### About this exercise
Show all lines below holding the string "percent".
[Opening Available records section]
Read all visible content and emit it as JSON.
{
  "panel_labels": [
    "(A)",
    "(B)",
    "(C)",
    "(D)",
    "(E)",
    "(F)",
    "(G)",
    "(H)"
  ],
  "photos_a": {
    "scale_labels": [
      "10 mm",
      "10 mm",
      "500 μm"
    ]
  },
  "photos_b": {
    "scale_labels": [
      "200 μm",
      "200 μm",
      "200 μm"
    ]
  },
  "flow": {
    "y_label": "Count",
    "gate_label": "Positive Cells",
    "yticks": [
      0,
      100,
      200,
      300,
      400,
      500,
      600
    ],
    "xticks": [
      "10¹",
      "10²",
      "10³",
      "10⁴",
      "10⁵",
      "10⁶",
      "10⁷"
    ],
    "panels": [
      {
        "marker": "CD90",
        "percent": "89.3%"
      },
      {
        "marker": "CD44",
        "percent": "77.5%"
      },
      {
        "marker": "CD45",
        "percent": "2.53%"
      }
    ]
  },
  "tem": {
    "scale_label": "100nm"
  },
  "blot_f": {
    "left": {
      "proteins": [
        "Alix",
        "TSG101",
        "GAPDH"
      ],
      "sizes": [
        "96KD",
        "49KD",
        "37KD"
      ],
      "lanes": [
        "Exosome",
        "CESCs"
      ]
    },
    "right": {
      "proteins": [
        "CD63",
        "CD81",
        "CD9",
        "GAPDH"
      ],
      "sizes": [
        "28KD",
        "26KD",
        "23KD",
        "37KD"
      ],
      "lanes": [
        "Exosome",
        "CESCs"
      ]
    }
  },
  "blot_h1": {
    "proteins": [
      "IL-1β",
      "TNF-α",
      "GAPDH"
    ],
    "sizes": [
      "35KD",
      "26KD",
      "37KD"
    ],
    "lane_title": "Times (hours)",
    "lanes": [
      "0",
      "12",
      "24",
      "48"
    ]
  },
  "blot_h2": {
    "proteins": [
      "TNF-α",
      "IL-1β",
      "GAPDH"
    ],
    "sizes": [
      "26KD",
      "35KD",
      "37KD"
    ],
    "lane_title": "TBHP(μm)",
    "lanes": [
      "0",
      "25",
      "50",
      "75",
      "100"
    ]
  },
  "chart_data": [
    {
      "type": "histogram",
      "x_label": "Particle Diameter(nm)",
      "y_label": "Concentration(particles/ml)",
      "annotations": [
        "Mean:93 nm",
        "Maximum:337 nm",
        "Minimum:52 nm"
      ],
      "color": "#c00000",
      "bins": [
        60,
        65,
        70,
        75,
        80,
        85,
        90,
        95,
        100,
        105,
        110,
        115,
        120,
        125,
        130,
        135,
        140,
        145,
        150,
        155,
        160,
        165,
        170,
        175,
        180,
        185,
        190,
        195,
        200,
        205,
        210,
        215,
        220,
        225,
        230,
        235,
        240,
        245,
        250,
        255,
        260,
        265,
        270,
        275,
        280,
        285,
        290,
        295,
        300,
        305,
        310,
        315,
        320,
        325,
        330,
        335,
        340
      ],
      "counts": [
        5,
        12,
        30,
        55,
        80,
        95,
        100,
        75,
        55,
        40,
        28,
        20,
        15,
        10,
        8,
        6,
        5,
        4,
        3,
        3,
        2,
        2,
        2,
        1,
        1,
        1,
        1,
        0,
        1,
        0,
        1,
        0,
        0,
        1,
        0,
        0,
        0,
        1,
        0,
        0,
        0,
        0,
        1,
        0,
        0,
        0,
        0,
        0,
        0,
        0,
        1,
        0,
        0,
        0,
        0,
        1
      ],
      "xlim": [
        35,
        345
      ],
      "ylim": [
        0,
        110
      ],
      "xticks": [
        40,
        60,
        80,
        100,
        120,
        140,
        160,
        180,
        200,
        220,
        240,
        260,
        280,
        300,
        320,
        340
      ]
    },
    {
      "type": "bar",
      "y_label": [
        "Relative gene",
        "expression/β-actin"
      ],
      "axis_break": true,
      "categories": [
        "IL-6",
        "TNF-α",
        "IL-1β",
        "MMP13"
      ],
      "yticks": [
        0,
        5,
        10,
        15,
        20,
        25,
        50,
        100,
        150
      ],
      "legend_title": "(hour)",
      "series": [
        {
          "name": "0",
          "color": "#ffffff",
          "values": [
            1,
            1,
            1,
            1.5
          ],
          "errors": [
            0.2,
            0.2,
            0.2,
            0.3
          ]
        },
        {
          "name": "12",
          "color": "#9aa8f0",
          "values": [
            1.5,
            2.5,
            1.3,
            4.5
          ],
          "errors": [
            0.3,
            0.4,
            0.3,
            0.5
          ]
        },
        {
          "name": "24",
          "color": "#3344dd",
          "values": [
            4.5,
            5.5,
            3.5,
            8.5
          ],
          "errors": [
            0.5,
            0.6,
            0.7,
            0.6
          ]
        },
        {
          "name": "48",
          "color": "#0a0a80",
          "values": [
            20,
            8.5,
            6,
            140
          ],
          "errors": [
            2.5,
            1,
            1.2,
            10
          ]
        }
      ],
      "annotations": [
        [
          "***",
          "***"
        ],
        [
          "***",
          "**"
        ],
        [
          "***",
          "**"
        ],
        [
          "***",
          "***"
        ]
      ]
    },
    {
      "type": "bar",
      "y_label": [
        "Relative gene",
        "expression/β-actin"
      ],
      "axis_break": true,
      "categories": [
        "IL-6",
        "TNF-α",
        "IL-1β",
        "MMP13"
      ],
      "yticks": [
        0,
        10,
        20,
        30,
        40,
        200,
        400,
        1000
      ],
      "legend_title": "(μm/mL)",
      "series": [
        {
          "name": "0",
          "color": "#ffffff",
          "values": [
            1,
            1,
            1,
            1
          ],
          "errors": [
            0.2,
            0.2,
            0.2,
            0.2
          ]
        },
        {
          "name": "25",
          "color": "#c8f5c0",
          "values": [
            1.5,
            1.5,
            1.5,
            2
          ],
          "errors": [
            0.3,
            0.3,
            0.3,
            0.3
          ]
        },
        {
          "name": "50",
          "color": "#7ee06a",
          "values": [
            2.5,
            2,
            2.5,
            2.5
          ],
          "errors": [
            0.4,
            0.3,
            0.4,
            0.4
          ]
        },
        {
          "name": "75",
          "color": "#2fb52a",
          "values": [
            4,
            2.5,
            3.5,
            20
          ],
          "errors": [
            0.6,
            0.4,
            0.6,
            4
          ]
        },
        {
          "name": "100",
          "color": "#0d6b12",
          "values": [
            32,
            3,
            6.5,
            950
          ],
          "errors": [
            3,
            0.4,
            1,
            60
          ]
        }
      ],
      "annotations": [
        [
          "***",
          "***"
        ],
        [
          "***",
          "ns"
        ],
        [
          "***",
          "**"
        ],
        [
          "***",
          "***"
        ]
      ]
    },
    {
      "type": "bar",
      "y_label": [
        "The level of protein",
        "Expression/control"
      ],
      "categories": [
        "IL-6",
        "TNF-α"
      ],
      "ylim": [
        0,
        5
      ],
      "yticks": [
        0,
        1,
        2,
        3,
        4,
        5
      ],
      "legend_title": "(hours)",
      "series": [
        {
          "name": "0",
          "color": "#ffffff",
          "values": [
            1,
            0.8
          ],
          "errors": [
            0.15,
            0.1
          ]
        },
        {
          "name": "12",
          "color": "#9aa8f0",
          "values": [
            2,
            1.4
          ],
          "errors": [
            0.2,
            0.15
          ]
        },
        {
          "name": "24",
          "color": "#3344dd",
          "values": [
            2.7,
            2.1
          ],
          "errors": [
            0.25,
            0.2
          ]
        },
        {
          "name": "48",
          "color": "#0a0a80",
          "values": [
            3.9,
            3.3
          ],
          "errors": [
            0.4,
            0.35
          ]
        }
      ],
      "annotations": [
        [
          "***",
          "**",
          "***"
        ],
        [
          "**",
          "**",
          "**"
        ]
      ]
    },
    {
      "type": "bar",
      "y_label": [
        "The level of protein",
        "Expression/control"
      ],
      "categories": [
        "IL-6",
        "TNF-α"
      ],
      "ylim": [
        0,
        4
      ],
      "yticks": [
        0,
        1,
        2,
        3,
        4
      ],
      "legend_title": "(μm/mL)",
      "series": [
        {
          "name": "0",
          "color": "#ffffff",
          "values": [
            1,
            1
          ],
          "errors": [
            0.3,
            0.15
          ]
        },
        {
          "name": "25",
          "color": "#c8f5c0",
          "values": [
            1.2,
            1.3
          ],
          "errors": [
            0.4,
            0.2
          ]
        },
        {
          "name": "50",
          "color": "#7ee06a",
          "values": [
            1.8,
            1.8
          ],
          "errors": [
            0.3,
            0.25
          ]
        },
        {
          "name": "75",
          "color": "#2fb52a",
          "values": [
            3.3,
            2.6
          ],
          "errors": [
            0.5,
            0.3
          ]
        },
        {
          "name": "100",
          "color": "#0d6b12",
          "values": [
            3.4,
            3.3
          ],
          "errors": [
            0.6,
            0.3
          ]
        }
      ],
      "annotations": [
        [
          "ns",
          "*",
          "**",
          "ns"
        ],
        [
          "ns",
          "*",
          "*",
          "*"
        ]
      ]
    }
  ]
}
[Closing Available records section]
### Task answer
        "percent": "89.3%"
        "percent": "77.5%"
        "percent": "2.53%"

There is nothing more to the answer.